## Directions:
Reproduce every line of the listing below, swapping "screenshot" for "screen capture" and leaving everything else unchanged. Leave out the pictures.

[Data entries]
+--

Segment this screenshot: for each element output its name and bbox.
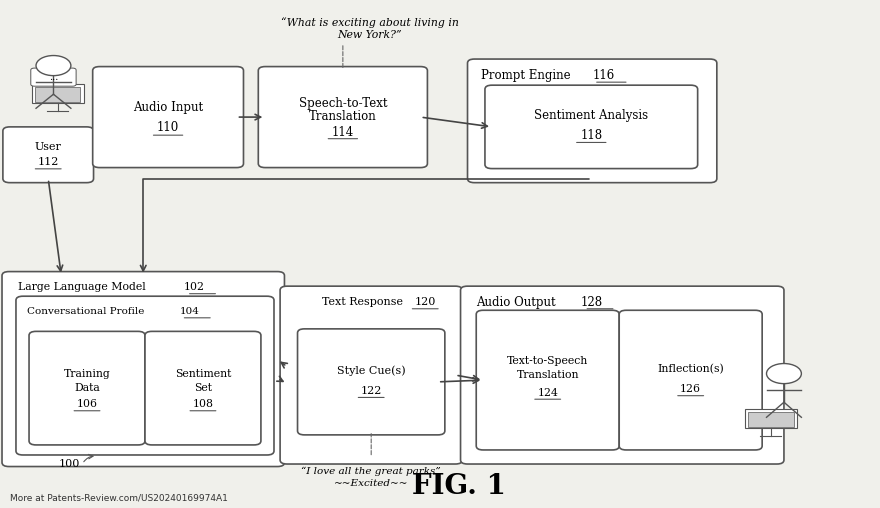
Text: Inflection(s): Inflection(s)	[657, 364, 724, 374]
Text: Training: Training	[63, 369, 110, 379]
FancyBboxPatch shape	[620, 310, 762, 450]
Text: FIG. 1: FIG. 1	[412, 472, 506, 500]
FancyBboxPatch shape	[35, 87, 80, 102]
Text: 110: 110	[157, 120, 180, 134]
Text: 104: 104	[180, 307, 200, 316]
Text: 124: 124	[538, 388, 558, 398]
Text: 102: 102	[183, 282, 204, 292]
Text: 112: 112	[38, 157, 59, 167]
FancyBboxPatch shape	[485, 85, 698, 169]
Text: 108: 108	[193, 399, 214, 409]
Circle shape	[766, 364, 802, 384]
Text: Style Cue(s): Style Cue(s)	[337, 366, 406, 376]
FancyBboxPatch shape	[744, 409, 797, 428]
Text: 114: 114	[332, 125, 354, 139]
Text: More at Patents-Review.com/US20240169974A1: More at Patents-Review.com/US20240169974…	[10, 493, 228, 502]
Text: 122: 122	[361, 386, 382, 396]
Circle shape	[36, 55, 71, 76]
Text: 116: 116	[592, 69, 614, 82]
Text: 106: 106	[77, 399, 98, 409]
FancyBboxPatch shape	[460, 286, 784, 464]
Text: Data: Data	[74, 383, 100, 393]
Text: Text Response: Text Response	[322, 297, 403, 307]
FancyBboxPatch shape	[92, 67, 244, 168]
Text: Large Language Model: Large Language Model	[18, 282, 145, 292]
Text: User: User	[35, 142, 62, 152]
Text: ~~Excited~~: ~~Excited~~	[334, 479, 408, 488]
FancyBboxPatch shape	[29, 331, 145, 445]
FancyBboxPatch shape	[280, 286, 462, 464]
FancyBboxPatch shape	[145, 331, 260, 445]
Text: Audio Input: Audio Input	[133, 101, 203, 113]
Text: Set: Set	[194, 383, 212, 393]
FancyBboxPatch shape	[16, 296, 274, 455]
Text: ...: ...	[48, 73, 58, 82]
Text: 126: 126	[680, 384, 701, 394]
Text: Translation: Translation	[517, 370, 579, 380]
Text: Audio Output: Audio Output	[476, 296, 556, 309]
Text: Sentiment: Sentiment	[175, 369, 231, 379]
FancyBboxPatch shape	[32, 84, 84, 103]
FancyBboxPatch shape	[467, 59, 717, 183]
FancyBboxPatch shape	[297, 329, 445, 435]
FancyBboxPatch shape	[31, 68, 76, 86]
FancyBboxPatch shape	[3, 127, 93, 183]
Text: New York?”: New York?”	[338, 30, 402, 41]
Text: Speech-to-Text: Speech-to-Text	[298, 97, 387, 110]
FancyBboxPatch shape	[2, 272, 284, 466]
Text: 100: 100	[58, 459, 80, 469]
Text: Text-to-Speech: Text-to-Speech	[507, 356, 589, 366]
Text: 128: 128	[581, 296, 603, 309]
FancyBboxPatch shape	[748, 412, 794, 427]
FancyBboxPatch shape	[259, 67, 428, 168]
Text: “I love all the great parks”: “I love all the great parks”	[301, 466, 441, 475]
FancyBboxPatch shape	[476, 310, 620, 450]
Text: Sentiment Analysis: Sentiment Analysis	[534, 109, 649, 122]
Text: “What is exciting about living in: “What is exciting about living in	[281, 17, 458, 28]
Text: 120: 120	[414, 297, 436, 307]
Text: 118: 118	[580, 130, 603, 142]
Text: Prompt Engine: Prompt Engine	[481, 69, 571, 82]
Text: Conversational Profile: Conversational Profile	[27, 307, 144, 316]
Text: Translation: Translation	[309, 110, 377, 122]
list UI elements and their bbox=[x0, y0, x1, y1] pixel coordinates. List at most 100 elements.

+--

## Task result:
Segment this screen capture: for each element output its name and bbox.
Text: Inflection(s): Inflection(s)	[657, 364, 724, 374]
Text: Training: Training	[63, 369, 110, 379]
FancyBboxPatch shape	[620, 310, 762, 450]
Text: FIG. 1: FIG. 1	[412, 472, 506, 500]
FancyBboxPatch shape	[35, 87, 80, 102]
Text: 110: 110	[157, 120, 180, 134]
Text: 104: 104	[180, 307, 200, 316]
Text: 124: 124	[538, 388, 558, 398]
Text: 102: 102	[183, 282, 204, 292]
Text: 112: 112	[38, 157, 59, 167]
FancyBboxPatch shape	[485, 85, 698, 169]
Text: 108: 108	[193, 399, 214, 409]
Circle shape	[766, 364, 802, 384]
Text: Style Cue(s): Style Cue(s)	[337, 366, 406, 376]
FancyBboxPatch shape	[744, 409, 797, 428]
Text: 114: 114	[332, 125, 354, 139]
Text: More at Patents-Review.com/US20240169974A1: More at Patents-Review.com/US20240169974…	[10, 493, 228, 502]
Text: 122: 122	[361, 386, 382, 396]
Circle shape	[36, 55, 71, 76]
Text: 116: 116	[592, 69, 614, 82]
Text: 106: 106	[77, 399, 98, 409]
FancyBboxPatch shape	[460, 286, 784, 464]
Text: Data: Data	[74, 383, 100, 393]
Text: Text Response: Text Response	[322, 297, 403, 307]
FancyBboxPatch shape	[92, 67, 244, 168]
Text: Large Language Model: Large Language Model	[18, 282, 145, 292]
Text: User: User	[35, 142, 62, 152]
Text: ~~Excited~~: ~~Excited~~	[334, 479, 408, 488]
FancyBboxPatch shape	[29, 331, 145, 445]
FancyBboxPatch shape	[280, 286, 462, 464]
FancyBboxPatch shape	[145, 331, 260, 445]
Text: Audio Input: Audio Input	[133, 101, 203, 113]
Text: Set: Set	[194, 383, 212, 393]
FancyBboxPatch shape	[16, 296, 274, 455]
Text: ...: ...	[48, 73, 58, 82]
Text: 126: 126	[680, 384, 701, 394]
Text: Translation: Translation	[517, 370, 579, 380]
Text: Audio Output: Audio Output	[476, 296, 556, 309]
Text: Sentiment: Sentiment	[175, 369, 231, 379]
FancyBboxPatch shape	[32, 84, 84, 103]
FancyBboxPatch shape	[467, 59, 717, 183]
FancyBboxPatch shape	[297, 329, 445, 435]
FancyBboxPatch shape	[31, 68, 76, 86]
FancyBboxPatch shape	[3, 127, 93, 183]
Text: New York?”: New York?”	[338, 30, 402, 41]
Text: Speech-to-Text: Speech-to-Text	[298, 97, 387, 110]
FancyBboxPatch shape	[2, 272, 284, 466]
Text: 100: 100	[58, 459, 80, 469]
Text: Text-to-Speech: Text-to-Speech	[507, 356, 589, 366]
Text: 128: 128	[581, 296, 603, 309]
FancyBboxPatch shape	[748, 412, 794, 427]
FancyBboxPatch shape	[259, 67, 428, 168]
Text: “I love all the great parks”: “I love all the great parks”	[301, 466, 441, 475]
FancyBboxPatch shape	[476, 310, 620, 450]
Text: Sentiment Analysis: Sentiment Analysis	[534, 109, 649, 122]
Text: “What is exciting about living in: “What is exciting about living in	[281, 17, 458, 28]
Text: 120: 120	[414, 297, 436, 307]
Text: 118: 118	[580, 130, 603, 142]
Text: Prompt Engine: Prompt Engine	[481, 69, 571, 82]
Text: Conversational Profile: Conversational Profile	[27, 307, 144, 316]
Text: Translation: Translation	[309, 110, 377, 122]
list UI elements and their bbox=[x0, y0, x1, y1] pixel coordinates. List at most 100 elements.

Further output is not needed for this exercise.